→ SUPPLIED DATA
'''

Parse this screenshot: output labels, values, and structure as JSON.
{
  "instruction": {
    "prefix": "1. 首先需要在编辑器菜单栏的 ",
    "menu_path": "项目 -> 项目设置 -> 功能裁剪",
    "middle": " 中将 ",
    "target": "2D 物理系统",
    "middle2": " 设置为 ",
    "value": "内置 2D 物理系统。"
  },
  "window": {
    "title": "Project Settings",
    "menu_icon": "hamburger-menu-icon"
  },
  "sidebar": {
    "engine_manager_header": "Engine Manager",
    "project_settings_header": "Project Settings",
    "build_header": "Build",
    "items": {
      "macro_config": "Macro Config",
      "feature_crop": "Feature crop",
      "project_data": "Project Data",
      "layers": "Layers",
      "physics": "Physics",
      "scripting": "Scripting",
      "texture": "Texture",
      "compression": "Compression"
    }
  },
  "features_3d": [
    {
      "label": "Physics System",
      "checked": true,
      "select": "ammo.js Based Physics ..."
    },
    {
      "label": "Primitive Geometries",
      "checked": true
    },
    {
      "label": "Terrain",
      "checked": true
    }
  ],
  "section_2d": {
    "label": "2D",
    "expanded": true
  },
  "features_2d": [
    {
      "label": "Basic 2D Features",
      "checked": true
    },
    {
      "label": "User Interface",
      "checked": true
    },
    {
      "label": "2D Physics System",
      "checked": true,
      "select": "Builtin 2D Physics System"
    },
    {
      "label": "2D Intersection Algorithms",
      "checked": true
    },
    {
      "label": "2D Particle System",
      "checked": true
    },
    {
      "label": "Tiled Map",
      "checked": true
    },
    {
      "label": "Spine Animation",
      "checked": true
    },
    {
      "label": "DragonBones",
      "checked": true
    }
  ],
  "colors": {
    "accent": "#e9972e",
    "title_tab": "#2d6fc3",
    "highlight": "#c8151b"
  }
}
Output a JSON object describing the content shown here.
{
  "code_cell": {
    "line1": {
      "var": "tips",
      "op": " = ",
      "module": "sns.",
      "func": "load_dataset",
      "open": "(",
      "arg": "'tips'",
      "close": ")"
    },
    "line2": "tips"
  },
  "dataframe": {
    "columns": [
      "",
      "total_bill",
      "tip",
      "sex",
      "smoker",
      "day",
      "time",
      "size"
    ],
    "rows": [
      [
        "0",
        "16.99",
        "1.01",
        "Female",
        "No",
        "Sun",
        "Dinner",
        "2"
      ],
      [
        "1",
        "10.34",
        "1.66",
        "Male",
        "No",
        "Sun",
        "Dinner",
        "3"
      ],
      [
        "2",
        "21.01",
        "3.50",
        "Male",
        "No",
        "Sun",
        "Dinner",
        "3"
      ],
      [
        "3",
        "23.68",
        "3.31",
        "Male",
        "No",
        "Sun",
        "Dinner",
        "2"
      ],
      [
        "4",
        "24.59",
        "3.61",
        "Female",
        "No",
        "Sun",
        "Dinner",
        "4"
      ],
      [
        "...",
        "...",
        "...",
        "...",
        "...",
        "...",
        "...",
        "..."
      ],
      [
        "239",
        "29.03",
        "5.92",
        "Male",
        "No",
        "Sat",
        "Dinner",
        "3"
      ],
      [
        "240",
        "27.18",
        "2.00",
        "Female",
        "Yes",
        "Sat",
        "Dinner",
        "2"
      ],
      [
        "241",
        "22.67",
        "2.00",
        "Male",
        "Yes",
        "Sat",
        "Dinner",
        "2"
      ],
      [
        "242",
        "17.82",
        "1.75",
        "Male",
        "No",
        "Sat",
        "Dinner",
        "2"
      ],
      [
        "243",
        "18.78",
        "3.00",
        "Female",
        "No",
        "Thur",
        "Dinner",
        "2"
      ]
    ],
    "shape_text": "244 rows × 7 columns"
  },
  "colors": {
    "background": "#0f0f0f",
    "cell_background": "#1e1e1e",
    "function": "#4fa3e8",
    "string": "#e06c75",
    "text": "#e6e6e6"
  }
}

'''
'''

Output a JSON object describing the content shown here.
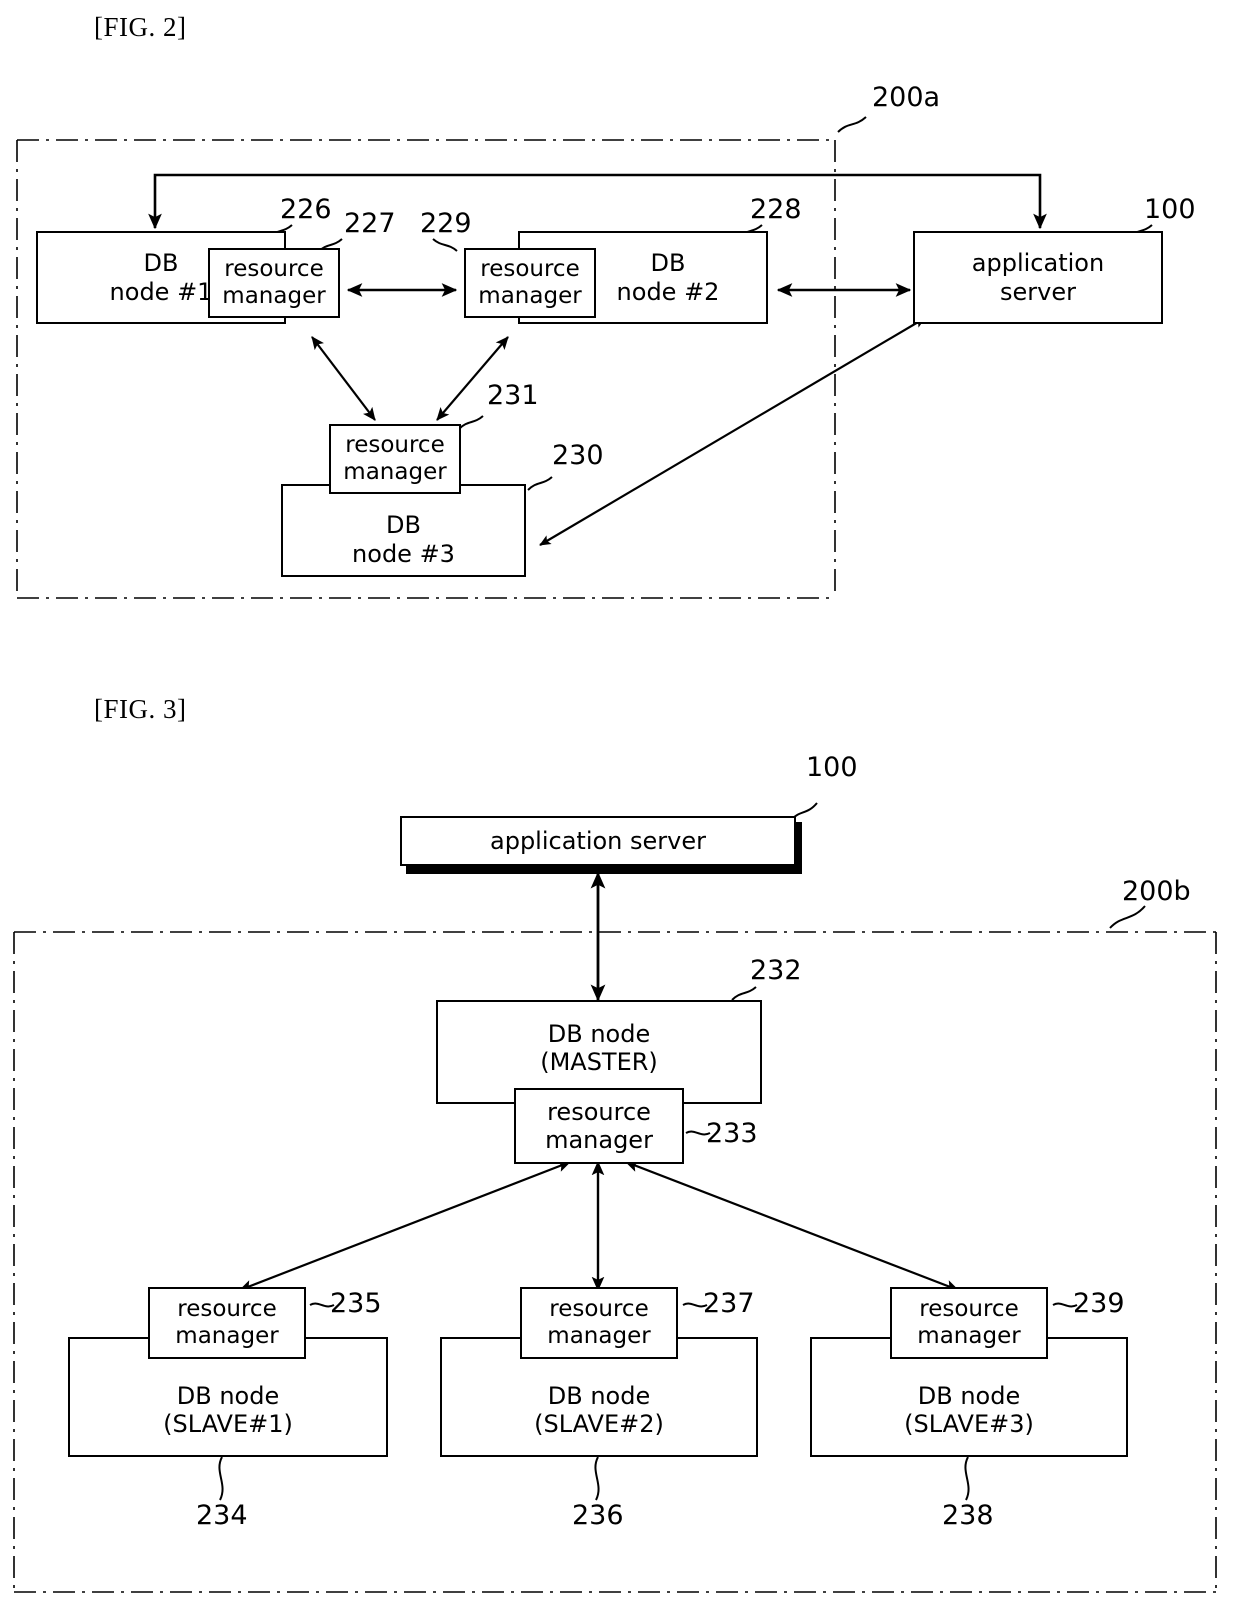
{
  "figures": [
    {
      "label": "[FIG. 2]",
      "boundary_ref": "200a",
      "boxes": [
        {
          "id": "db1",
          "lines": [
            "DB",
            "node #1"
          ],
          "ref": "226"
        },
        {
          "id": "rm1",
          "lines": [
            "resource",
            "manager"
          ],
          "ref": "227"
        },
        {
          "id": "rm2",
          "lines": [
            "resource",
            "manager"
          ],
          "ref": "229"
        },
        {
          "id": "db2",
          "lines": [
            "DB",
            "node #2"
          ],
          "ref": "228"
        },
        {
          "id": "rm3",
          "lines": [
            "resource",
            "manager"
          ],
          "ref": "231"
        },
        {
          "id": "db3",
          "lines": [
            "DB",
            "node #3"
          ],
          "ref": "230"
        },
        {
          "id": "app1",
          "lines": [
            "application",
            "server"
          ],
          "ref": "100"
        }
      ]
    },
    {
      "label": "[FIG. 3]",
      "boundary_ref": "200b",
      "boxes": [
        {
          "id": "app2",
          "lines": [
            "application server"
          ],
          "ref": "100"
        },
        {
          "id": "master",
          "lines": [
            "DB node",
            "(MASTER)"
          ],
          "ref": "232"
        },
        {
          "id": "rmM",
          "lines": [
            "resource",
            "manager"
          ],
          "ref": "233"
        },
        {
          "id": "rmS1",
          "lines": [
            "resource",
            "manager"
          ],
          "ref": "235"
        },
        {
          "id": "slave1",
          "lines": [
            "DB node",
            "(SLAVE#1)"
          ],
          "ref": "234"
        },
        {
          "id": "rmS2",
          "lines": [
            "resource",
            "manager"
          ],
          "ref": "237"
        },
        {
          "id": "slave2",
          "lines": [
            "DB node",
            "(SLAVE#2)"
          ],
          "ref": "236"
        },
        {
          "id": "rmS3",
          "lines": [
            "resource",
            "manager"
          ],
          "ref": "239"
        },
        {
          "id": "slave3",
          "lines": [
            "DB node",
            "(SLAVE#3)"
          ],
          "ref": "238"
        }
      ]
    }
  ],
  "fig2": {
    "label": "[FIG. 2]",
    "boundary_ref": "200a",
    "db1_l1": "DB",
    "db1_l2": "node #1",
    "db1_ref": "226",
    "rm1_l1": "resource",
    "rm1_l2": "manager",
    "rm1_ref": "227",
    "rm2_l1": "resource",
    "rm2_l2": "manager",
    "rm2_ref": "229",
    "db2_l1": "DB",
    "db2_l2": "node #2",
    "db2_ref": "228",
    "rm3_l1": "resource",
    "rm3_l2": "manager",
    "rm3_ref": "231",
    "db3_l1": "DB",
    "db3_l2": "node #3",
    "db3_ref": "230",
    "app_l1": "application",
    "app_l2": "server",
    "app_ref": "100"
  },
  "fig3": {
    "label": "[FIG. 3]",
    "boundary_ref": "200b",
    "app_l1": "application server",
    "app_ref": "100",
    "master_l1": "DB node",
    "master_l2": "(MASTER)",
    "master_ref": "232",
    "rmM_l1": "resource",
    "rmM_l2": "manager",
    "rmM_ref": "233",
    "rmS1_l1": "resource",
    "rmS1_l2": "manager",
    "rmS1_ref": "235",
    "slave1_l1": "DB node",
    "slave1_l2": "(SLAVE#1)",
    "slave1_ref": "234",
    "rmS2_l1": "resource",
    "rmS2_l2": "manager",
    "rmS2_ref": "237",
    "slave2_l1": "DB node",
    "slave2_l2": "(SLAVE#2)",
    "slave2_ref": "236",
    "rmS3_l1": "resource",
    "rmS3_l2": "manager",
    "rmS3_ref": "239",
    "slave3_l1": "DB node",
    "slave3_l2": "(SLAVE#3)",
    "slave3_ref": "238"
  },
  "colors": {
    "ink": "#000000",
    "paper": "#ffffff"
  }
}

'''
'''

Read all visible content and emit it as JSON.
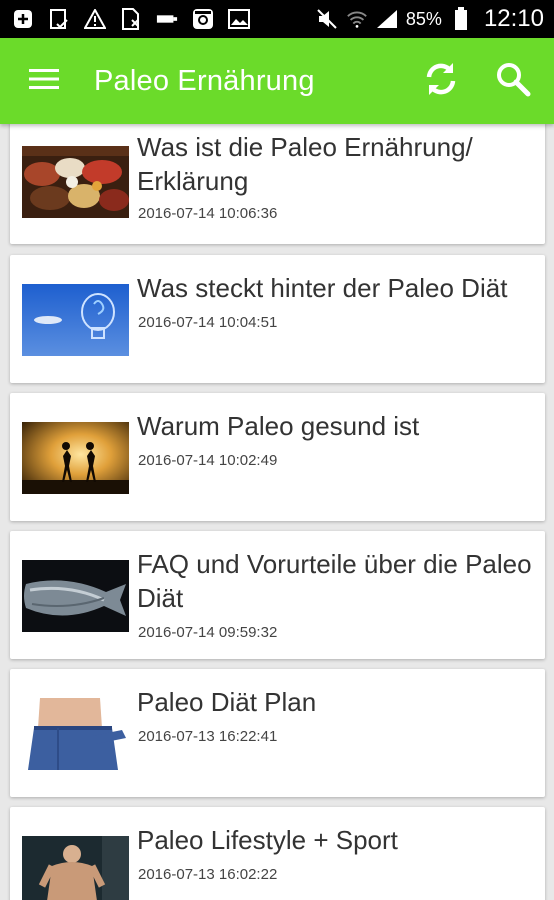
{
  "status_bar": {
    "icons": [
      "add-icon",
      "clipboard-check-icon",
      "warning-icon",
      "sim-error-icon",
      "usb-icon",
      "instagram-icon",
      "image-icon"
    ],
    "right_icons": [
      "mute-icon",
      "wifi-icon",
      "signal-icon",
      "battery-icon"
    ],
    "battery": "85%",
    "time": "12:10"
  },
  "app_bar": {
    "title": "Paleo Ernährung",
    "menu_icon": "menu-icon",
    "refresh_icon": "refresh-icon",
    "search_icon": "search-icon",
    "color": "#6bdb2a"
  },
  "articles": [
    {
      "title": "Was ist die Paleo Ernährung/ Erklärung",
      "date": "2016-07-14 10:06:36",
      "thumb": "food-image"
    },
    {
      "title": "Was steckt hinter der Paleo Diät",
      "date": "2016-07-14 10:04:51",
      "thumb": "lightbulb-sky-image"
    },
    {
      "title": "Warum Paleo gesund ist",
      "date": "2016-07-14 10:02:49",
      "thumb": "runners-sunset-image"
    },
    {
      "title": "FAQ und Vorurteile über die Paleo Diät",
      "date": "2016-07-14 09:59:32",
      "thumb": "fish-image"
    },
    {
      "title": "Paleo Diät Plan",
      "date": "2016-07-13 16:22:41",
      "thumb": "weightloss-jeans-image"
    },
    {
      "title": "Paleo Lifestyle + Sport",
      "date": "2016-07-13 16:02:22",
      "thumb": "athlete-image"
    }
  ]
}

'''

→ STATED GOAL
How many of the lines above hold the word "Settings"? Give only that number.

→ WORKED ANSWER
2